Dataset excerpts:
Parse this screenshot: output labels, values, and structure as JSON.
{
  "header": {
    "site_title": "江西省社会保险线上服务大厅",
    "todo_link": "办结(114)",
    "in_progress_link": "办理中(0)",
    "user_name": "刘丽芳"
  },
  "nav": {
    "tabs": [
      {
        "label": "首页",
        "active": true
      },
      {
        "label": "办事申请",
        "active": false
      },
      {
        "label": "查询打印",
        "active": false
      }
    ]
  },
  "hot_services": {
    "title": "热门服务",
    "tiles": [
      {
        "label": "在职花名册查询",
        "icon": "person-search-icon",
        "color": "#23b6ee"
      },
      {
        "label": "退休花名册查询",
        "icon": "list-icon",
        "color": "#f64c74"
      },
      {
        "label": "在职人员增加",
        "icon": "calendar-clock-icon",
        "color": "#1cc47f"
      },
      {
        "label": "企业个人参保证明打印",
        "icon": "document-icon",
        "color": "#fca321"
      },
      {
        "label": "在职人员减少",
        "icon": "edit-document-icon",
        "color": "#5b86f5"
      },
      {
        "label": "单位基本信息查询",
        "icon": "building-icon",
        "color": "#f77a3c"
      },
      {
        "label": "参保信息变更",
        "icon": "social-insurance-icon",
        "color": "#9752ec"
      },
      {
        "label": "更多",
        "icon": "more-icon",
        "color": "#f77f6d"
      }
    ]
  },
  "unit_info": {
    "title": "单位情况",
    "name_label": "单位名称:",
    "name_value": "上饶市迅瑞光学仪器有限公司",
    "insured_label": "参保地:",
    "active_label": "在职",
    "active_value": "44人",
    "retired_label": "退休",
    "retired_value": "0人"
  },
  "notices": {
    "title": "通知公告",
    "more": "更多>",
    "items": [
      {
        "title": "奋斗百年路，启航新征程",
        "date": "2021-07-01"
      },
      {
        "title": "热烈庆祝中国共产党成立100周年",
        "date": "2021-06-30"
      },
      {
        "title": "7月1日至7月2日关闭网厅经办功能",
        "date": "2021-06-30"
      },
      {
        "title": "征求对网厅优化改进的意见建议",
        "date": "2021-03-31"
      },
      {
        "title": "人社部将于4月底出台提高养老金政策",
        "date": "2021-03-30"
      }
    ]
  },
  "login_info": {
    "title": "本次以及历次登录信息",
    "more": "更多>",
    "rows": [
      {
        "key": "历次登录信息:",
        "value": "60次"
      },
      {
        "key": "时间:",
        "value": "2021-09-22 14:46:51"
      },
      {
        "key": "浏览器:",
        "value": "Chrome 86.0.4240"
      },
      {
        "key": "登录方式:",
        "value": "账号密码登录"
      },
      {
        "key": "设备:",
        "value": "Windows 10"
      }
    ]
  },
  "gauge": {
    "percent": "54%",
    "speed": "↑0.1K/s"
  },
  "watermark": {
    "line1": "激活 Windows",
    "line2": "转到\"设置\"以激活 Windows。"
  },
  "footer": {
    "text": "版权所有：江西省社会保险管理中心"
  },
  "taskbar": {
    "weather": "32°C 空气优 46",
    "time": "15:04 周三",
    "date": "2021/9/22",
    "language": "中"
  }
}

Your objective:
Lines containing the word "document" must all be returned from the material above.

Task answer:
        "icon": "document-icon",
        "icon": "edit-document-icon",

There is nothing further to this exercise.